## Task
Collect every line that includes the string "this".
## START Listing
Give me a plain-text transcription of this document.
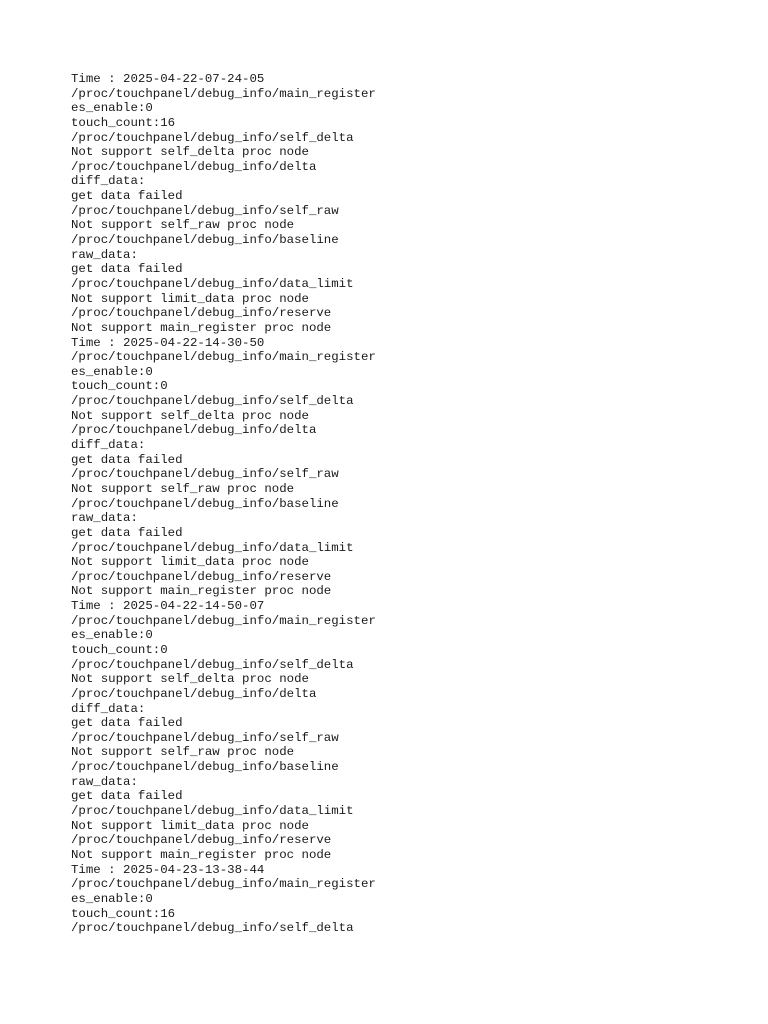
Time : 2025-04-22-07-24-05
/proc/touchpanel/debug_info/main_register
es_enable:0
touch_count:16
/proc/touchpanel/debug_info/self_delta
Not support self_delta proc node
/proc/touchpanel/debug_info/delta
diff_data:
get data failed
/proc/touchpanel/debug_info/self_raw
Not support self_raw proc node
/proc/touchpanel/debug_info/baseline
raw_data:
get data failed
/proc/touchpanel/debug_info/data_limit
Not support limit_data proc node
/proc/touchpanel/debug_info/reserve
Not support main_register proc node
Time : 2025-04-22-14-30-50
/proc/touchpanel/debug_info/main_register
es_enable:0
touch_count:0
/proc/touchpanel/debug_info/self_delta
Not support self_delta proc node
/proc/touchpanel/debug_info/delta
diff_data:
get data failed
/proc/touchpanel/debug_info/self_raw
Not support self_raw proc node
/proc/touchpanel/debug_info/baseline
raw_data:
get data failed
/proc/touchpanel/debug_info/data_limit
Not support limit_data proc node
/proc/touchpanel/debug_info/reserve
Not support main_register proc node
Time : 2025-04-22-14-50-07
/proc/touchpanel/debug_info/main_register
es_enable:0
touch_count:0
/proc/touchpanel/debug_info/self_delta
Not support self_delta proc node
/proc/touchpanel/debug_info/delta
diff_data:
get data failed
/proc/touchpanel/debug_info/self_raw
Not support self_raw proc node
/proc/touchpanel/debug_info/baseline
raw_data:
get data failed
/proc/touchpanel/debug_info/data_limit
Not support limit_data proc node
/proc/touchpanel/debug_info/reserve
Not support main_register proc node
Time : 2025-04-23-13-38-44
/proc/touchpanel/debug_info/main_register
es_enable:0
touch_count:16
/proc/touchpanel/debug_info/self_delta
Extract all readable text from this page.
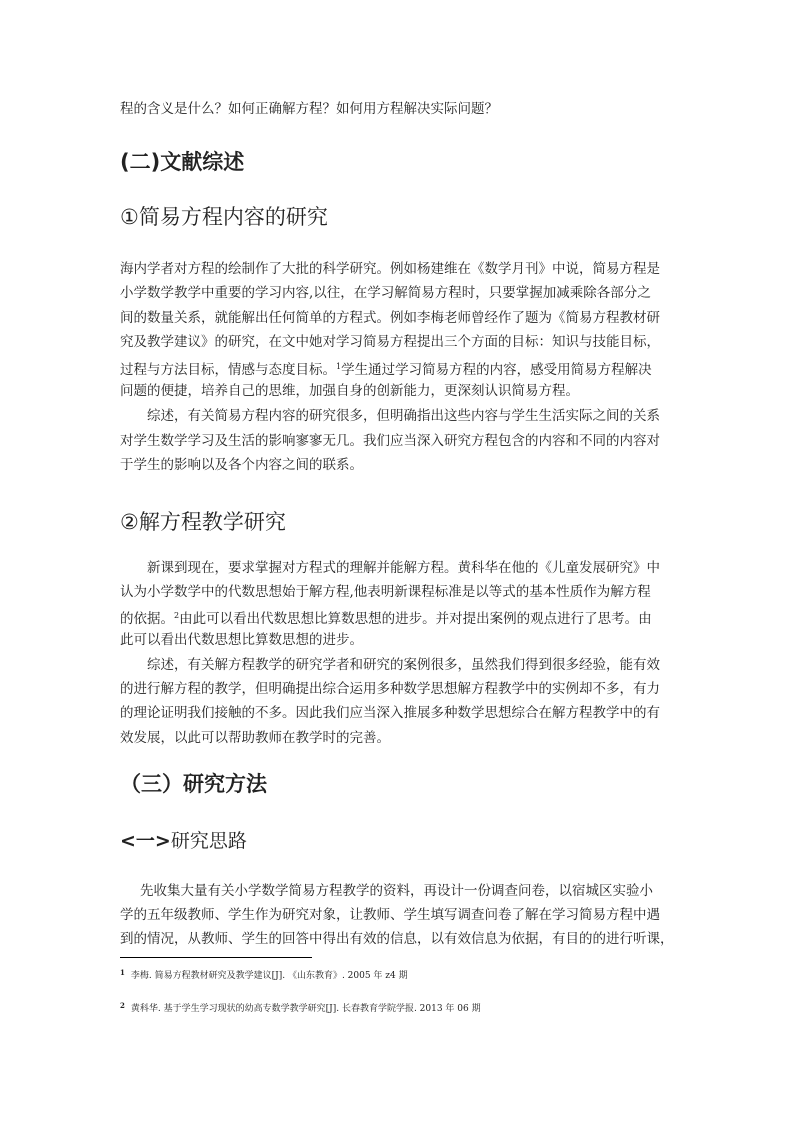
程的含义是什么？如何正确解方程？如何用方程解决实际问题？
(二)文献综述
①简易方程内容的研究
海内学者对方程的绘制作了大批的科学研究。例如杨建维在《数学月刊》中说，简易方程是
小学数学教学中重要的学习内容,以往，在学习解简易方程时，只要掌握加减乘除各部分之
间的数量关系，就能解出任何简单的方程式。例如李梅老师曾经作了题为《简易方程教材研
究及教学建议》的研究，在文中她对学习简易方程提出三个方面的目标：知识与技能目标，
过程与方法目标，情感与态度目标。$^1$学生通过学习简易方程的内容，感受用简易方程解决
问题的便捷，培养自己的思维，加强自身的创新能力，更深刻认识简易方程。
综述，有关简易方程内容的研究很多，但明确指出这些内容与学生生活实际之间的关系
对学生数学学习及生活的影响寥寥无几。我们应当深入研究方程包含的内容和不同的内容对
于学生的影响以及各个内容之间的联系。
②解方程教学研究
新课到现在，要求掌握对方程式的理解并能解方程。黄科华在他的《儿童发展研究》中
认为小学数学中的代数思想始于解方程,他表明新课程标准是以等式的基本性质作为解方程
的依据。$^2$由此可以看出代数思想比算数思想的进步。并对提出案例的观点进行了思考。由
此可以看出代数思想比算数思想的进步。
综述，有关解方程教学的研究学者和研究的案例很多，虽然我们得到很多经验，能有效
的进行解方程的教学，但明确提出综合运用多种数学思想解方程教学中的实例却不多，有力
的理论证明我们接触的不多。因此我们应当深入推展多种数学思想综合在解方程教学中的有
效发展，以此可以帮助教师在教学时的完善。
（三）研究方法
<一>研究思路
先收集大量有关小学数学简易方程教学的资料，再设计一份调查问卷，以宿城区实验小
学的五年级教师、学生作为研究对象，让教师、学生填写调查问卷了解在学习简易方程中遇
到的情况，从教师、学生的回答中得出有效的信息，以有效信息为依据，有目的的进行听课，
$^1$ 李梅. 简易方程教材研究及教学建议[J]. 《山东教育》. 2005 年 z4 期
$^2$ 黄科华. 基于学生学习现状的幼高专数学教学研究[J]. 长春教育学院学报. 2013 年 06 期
## END Listing
## START Listing
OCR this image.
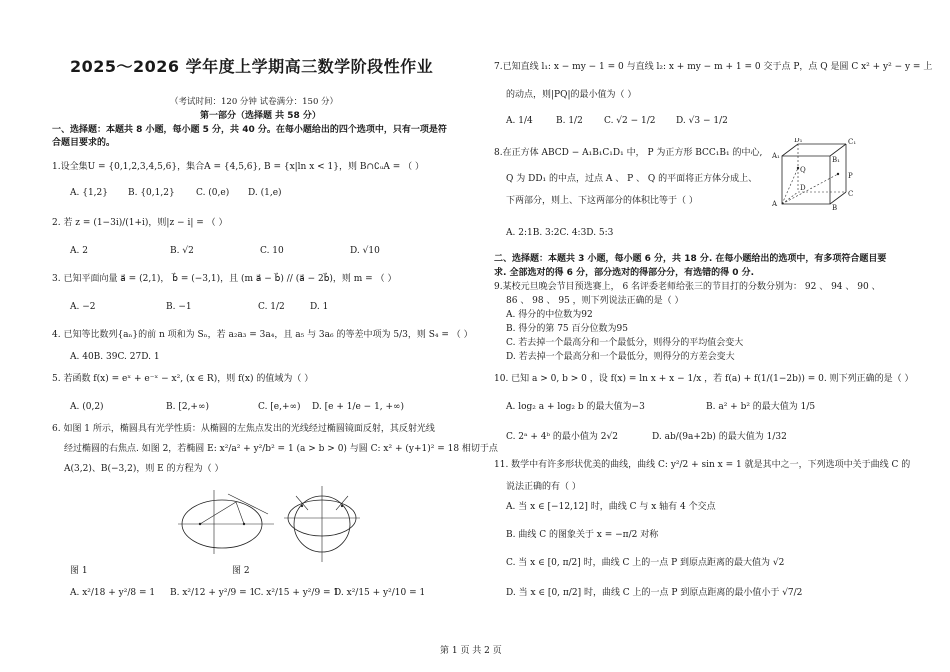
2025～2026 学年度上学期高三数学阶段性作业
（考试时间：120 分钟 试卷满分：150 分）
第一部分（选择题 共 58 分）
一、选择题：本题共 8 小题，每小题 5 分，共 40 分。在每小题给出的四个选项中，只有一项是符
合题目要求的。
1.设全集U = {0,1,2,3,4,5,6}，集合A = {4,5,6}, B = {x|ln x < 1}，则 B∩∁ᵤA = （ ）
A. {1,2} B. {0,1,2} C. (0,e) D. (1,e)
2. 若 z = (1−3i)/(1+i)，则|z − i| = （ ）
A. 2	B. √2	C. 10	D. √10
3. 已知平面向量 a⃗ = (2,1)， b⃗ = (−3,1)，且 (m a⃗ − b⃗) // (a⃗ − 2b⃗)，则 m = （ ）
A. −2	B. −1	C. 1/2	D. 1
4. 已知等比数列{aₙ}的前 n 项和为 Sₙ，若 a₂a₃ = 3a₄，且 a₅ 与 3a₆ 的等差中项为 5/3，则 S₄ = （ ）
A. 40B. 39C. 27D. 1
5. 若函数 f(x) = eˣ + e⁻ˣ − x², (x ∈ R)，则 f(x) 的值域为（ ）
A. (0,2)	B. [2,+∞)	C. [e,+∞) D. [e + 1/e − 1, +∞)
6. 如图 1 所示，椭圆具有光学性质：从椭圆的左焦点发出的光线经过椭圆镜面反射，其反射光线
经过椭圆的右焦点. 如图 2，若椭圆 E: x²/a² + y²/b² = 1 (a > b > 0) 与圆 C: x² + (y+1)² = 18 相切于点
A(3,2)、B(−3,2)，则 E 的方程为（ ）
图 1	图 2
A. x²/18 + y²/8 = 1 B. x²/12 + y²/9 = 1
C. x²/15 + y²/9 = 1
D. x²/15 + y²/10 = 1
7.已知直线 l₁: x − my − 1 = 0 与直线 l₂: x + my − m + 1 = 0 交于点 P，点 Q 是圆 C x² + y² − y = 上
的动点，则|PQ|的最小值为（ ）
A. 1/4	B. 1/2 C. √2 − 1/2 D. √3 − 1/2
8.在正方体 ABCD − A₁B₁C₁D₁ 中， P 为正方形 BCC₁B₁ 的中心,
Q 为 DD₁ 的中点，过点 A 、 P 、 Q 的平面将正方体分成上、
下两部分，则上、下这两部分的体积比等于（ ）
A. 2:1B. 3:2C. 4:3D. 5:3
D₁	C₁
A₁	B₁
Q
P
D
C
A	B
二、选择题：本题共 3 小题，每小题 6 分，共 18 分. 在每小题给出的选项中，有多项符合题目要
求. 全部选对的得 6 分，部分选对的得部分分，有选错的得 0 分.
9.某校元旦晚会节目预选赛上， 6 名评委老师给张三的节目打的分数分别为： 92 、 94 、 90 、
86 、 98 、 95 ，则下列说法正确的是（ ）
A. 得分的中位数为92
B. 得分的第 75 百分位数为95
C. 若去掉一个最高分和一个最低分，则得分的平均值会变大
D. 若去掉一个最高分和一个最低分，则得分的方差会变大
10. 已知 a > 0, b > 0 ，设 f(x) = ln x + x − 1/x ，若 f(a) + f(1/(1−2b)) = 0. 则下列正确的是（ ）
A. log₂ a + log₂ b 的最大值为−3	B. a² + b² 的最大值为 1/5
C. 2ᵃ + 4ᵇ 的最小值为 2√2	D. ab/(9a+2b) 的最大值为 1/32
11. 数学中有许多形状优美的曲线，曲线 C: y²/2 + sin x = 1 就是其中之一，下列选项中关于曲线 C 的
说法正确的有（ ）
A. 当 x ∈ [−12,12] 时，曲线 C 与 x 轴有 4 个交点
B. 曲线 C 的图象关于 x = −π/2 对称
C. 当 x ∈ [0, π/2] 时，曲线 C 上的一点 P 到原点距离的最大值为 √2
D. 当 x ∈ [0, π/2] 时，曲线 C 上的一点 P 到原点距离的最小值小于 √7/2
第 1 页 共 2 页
## END Listing
## Complete answer
Give me a plain-text transcription of this document.
Extract all readable text from this page.
OCR this image.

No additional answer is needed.